*GOAL*
Look through the records below and collect all lines that hold the string "this".

## begin

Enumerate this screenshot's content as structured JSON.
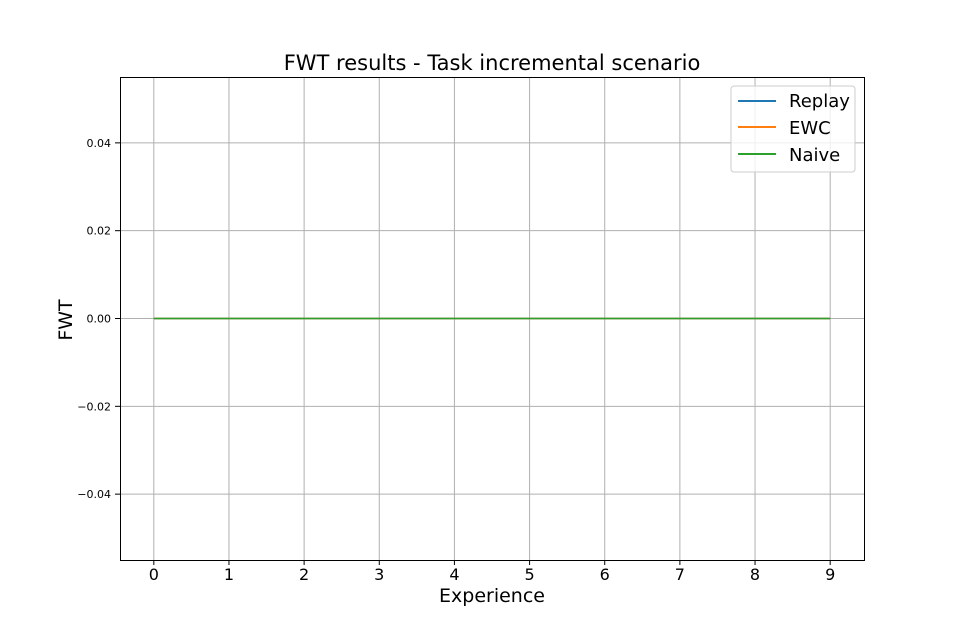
{
  "chart_data": {
    "type": "line",
    "title": "FWT results - Task incremental scenario",
    "xlabel": "Experience",
    "ylabel": "FWT",
    "x": [
      0,
      1,
      2,
      3,
      4,
      5,
      6,
      7,
      8,
      9
    ],
    "xticks": [
      0,
      1,
      2,
      3,
      4,
      5,
      6,
      7,
      8,
      9
    ],
    "xtick_labels": [
      "0",
      "1",
      "2",
      "3",
      "4",
      "5",
      "6",
      "7",
      "8",
      "9"
    ],
    "yticks": [
      -0.04,
      -0.02,
      0.0,
      0.02,
      0.04
    ],
    "ytick_labels": [
      "−0.04",
      "−0.02",
      "0.00",
      "0.02",
      "0.04"
    ],
    "xlim": [
      -0.45,
      9.45
    ],
    "ylim": [
      -0.055,
      0.055
    ],
    "grid": true,
    "legend_position": "top-right",
    "series": [
      {
        "name": "Replay",
        "color": "#1f77b4",
        "values": [
          0,
          0,
          0,
          0,
          0,
          0,
          0,
          0,
          0,
          0
        ]
      },
      {
        "name": "EWC",
        "color": "#ff7f0e",
        "values": [
          0,
          0,
          0,
          0,
          0,
          0,
          0,
          0,
          0,
          0
        ]
      },
      {
        "name": "Naive",
        "color": "#2ca02c",
        "values": [
          0,
          0,
          0,
          0,
          0,
          0,
          0,
          0,
          0,
          0
        ]
      }
    ]
  }
}
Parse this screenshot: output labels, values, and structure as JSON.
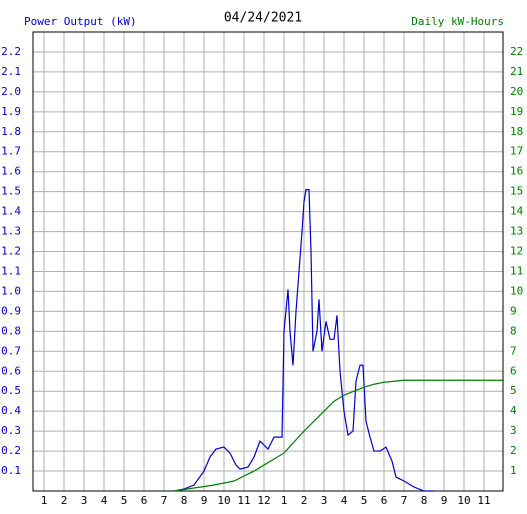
{
  "chart_data": {
    "type": "line",
    "title": "04/24/2021",
    "y_label": "Power Output (kW)",
    "y2_label": "Daily kW-Hours",
    "grid": true,
    "xlim": [
      0.45,
      23.95
    ],
    "xticks": [
      1,
      2,
      3,
      4,
      5,
      6,
      7,
      8,
      9,
      10,
      11,
      12,
      {
        "value": 13,
        "label": "1"
      },
      {
        "value": 14,
        "label": "2"
      },
      {
        "value": 15,
        "label": "3"
      },
      {
        "value": 16,
        "label": "4"
      },
      {
        "value": 17,
        "label": "5"
      },
      {
        "value": 18,
        "label": "6"
      },
      {
        "value": 19,
        "label": "7"
      },
      {
        "value": 20,
        "label": "8"
      },
      {
        "value": 21,
        "label": "9"
      },
      {
        "value": 22,
        "label": "10"
      },
      {
        "value": 23,
        "label": "11"
      }
    ],
    "ylim": [
      0,
      2.3
    ],
    "yticks": [
      0.1,
      0.2,
      0.3,
      0.4,
      0.5,
      0.6,
      0.7,
      0.8,
      0.9,
      {
        "value": 1,
        "label": "1.0"
      },
      1.1,
      1.2,
      1.3,
      1.4,
      1.5,
      1.6,
      1.7,
      1.8,
      1.9,
      {
        "value": 2,
        "label": "2.0"
      },
      2.1,
      2.2
    ],
    "y2lim": [
      0,
      23
    ],
    "y2ticks": [
      1,
      2,
      3,
      4,
      5,
      6,
      7,
      8,
      9,
      10,
      11,
      12,
      13,
      14,
      15,
      16,
      17,
      18,
      19,
      20,
      21,
      22
    ],
    "y_color": "#0000cc",
    "y2_color": "#008000",
    "series": [
      {
        "name": "Power Output (kW)",
        "color": "#0000cc",
        "axis": "y",
        "x": [
          7.5,
          8,
          8.5,
          9,
          9.3,
          9.6,
          10,
          10.3,
          10.6,
          10.8,
          11.2,
          11.5,
          11.8,
          12,
          12.2,
          12.5,
          12.9,
          13,
          13.2,
          13.3,
          13.45,
          13.6,
          13.75,
          13.9,
          14,
          14.1,
          14.25,
          14.35,
          14.45,
          14.65,
          14.75,
          14.9,
          15.1,
          15.3,
          15.5,
          15.65,
          15.8,
          16,
          16.2,
          16.45,
          16.6,
          16.8,
          16.95,
          17.1,
          17.3,
          17.5,
          17.8,
          18.1,
          18.4,
          18.6,
          19,
          19.5,
          20,
          20.5
        ],
        "values": [
          0,
          0.01,
          0.03,
          0.1,
          0.17,
          0.21,
          0.22,
          0.19,
          0.13,
          0.11,
          0.12,
          0.17,
          0.25,
          0.23,
          0.21,
          0.27,
          0.27,
          0.8,
          1.01,
          0.8,
          0.63,
          0.9,
          1.1,
          1.3,
          1.45,
          1.51,
          1.51,
          1.2,
          0.7,
          0.8,
          0.96,
          0.7,
          0.85,
          0.76,
          0.76,
          0.88,
          0.6,
          0.4,
          0.28,
          0.3,
          0.55,
          0.63,
          0.63,
          0.35,
          0.27,
          0.2,
          0.2,
          0.22,
          0.15,
          0.07,
          0.05,
          0.02,
          0,
          0
        ]
      },
      {
        "name": "Daily kW-Hours",
        "color": "#008000",
        "axis": "y2",
        "x": [
          7.5,
          8.5,
          9.5,
          10.5,
          11.5,
          12,
          13,
          14,
          15,
          15.5,
          16,
          16.5,
          17,
          17.5,
          18,
          18.5,
          19,
          20,
          24
        ],
        "values": [
          0,
          0.15,
          0.3,
          0.5,
          1.0,
          1.3,
          1.9,
          3.0,
          4.0,
          4.5,
          4.8,
          5.0,
          5.2,
          5.35,
          5.45,
          5.5,
          5.55,
          5.55,
          5.55
        ]
      }
    ]
  }
}
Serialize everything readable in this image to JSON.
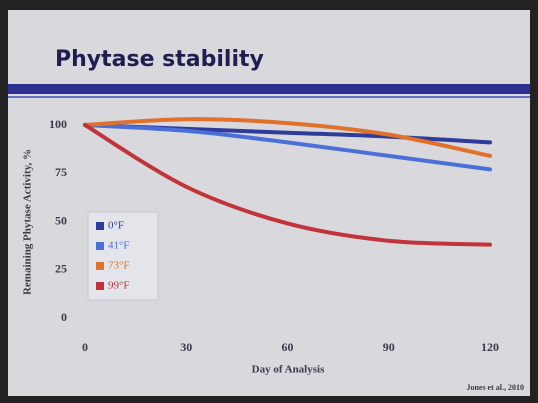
{
  "chart_data": {
    "type": "line",
    "title": "Phytase stability",
    "x_label": "Day of Analysis",
    "y_label": "Remaining Phytase Activity, %",
    "source": "Jones et al., 2010",
    "x": [
      0,
      30,
      60,
      90,
      120
    ],
    "series": [
      {
        "name": "0°F",
        "color": "#2e3c9c",
        "values": [
          100,
          98,
          96,
          94,
          91
        ]
      },
      {
        "name": "41°F",
        "color": "#4a6fd8",
        "values": [
          100,
          97,
          91,
          84,
          77
        ]
      },
      {
        "name": "73°F",
        "color": "#e0702a",
        "values": [
          100,
          103,
          101,
          95,
          84
        ]
      },
      {
        "name": "99°F",
        "color": "#c0343a",
        "values": [
          100,
          68,
          49,
          40,
          38
        ]
      }
    ],
    "xlim": [
      0,
      120
    ],
    "xticks": [
      0,
      30,
      60,
      90,
      120
    ],
    "ylim": [
      0,
      100
    ],
    "yticks": [
      0,
      25,
      50,
      75,
      100
    ],
    "grid": false,
    "legend": "lower-left"
  }
}
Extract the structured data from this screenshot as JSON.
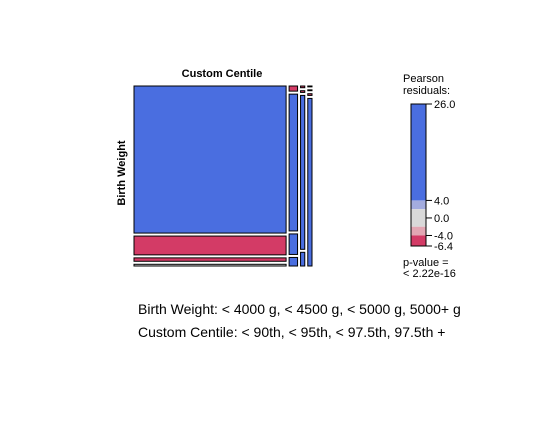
{
  "chart_data": {
    "type": "mosaic",
    "title": "Custom Centile",
    "ylabel": "Birth Weight",
    "legend": {
      "title_lines": [
        "Pearson",
        "residuals:"
      ],
      "max": 26.0,
      "min": -6.4,
      "ticks": [
        {
          "value": 26.0,
          "label": "26.0"
        },
        {
          "value": 4.0,
          "label": "4.0"
        },
        {
          "value": 0.0,
          "label": "0.0"
        },
        {
          "value": -4.0,
          "label": "-4.0"
        },
        {
          "value": -6.4,
          "label": "-6.4"
        }
      ],
      "pvalue_lines": [
        "p-value =",
        "< 2.22e-16"
      ],
      "colors": {
        "strong_positive": "#4a6ee0",
        "weak_positive": "#a3acdf",
        "neutral": "#d9d9d9",
        "weak_negative": "#e3a6b3",
        "strong_negative": "#d33b66"
      }
    },
    "column_categories": [
      "< 90th",
      "< 95th",
      "< 97.5th",
      "97.5th +"
    ],
    "row_categories": [
      "< 4000 g",
      "< 4500 g",
      "< 5000 g",
      "5000+ g"
    ],
    "column_proportions": [
      0.9,
      0.05,
      0.025,
      0.025
    ],
    "cells": [
      [
        {
          "p": 0.86,
          "r": 10
        },
        {
          "p": 0.03,
          "r": -10
        },
        {
          "p": 0.01,
          "r": -10
        },
        {
          "p": 0.005,
          "r": -10
        }
      ],
      [
        {
          "p": 0.11,
          "r": -10
        },
        {
          "p": 0.8,
          "r": 10
        },
        {
          "p": 0.01,
          "r": -10
        },
        {
          "p": 0.005,
          "r": -10
        }
      ],
      [
        {
          "p": 0.02,
          "r": -10
        },
        {
          "p": 0.12,
          "r": 10
        },
        {
          "p": 0.9,
          "r": 10
        },
        {
          "p": 0.01,
          "r": -10
        }
      ],
      [
        {
          "p": 0.01,
          "r": 0
        },
        {
          "p": 0.05,
          "r": 10
        },
        {
          "p": 0.08,
          "r": 10
        },
        {
          "p": 0.98,
          "r": 10
        }
      ]
    ]
  },
  "captions": {
    "rows_line": "Birth Weight: < 4000 g, < 4500 g, < 5000 g, 5000+ g",
    "cols_line": "Custom Centile: < 90th, < 95th, < 97.5th, 97.5th +"
  }
}
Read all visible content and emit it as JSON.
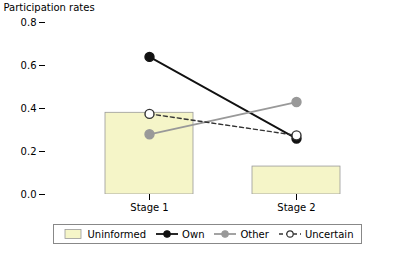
{
  "chart_data": {
    "type": "bar",
    "categories": [
      "Stage 1",
      "Stage 2"
    ],
    "series": [
      {
        "name": "Uninformed",
        "type": "bar",
        "color": "#f5f5c8",
        "values": [
          0.38,
          0.13
        ]
      },
      {
        "name": "Own",
        "type": "line",
        "color": "#111111",
        "marker": "circle",
        "line_style": "solid",
        "values": [
          0.64,
          0.26
        ]
      },
      {
        "name": "Other",
        "type": "line",
        "color": "#999999",
        "marker": "circle",
        "line_style": "solid",
        "values": [
          0.28,
          0.43
        ]
      },
      {
        "name": "Uncertain",
        "type": "line",
        "color": "#333333",
        "marker": "circle_open",
        "line_style": "dashed",
        "values": [
          0.375,
          0.275
        ]
      }
    ],
    "ylabel": "Participation rates",
    "ylim": [
      0.0,
      0.8
    ],
    "yticks": [
      {
        "value": 0.0,
        "label": "0.0"
      },
      0.2,
      0.4,
      0.6,
      0.8
    ],
    "legend": "bottom"
  }
}
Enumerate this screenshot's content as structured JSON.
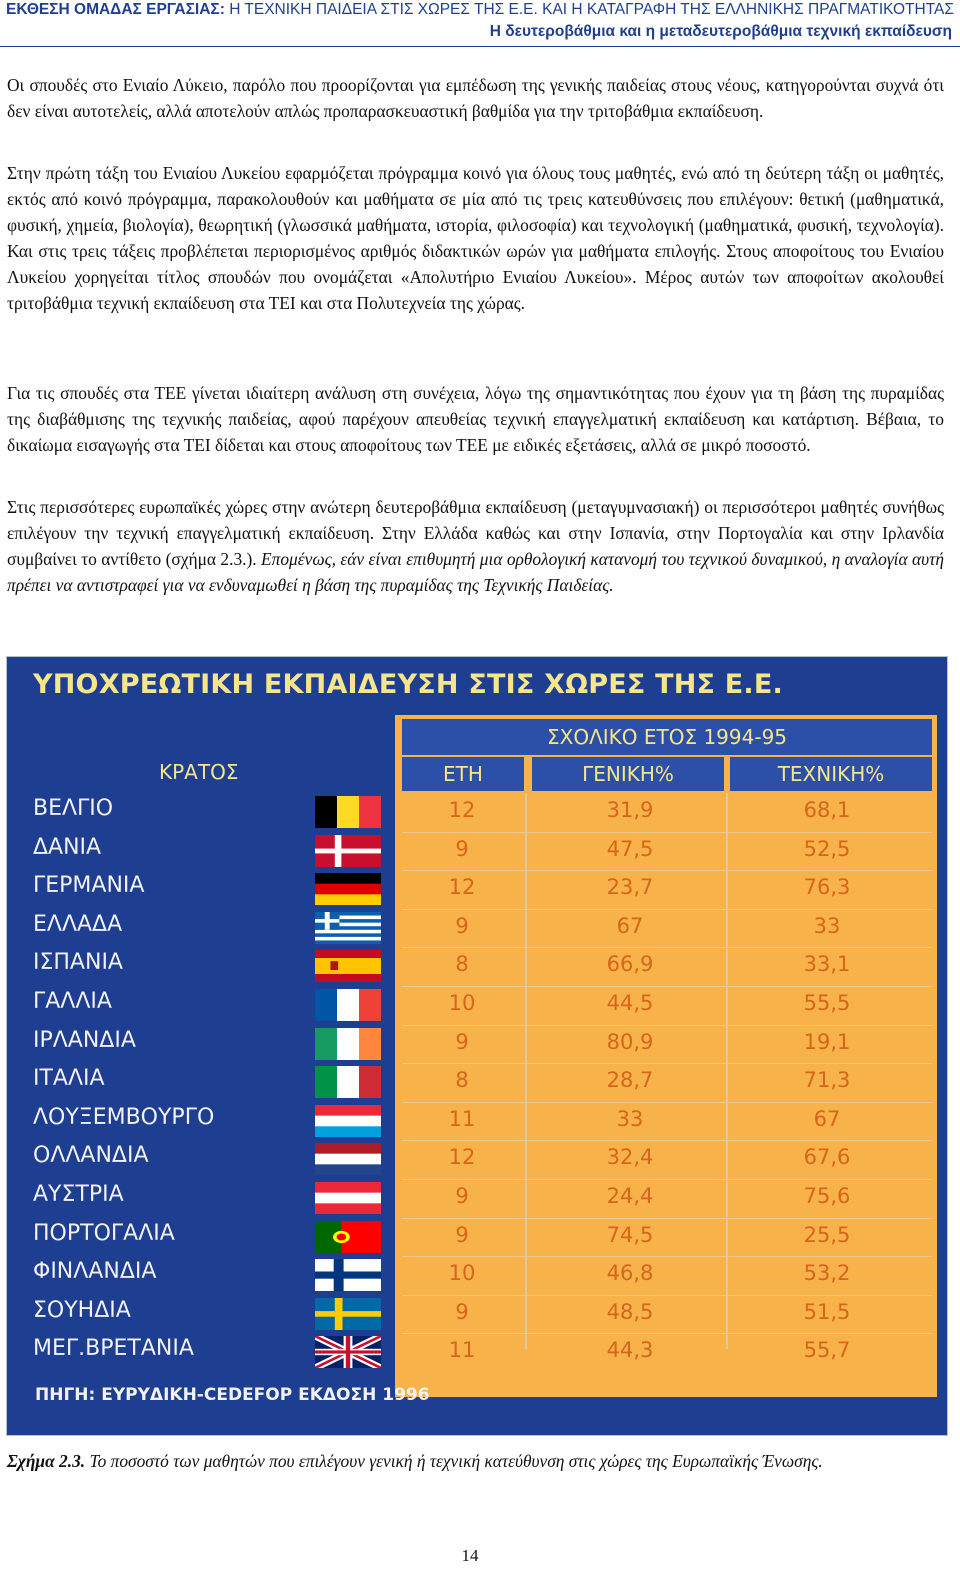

## end

*FINISHED ANSWER*
Enumerate this screenshot's content as structured JSON.
Parse this screenshot: output labels, values, and structure as JSON.
Serialize everything readable in this image to JSON.
Extract the structured data from this screenshot as JSON.
Enumerate this screenshot's content as structured JSON.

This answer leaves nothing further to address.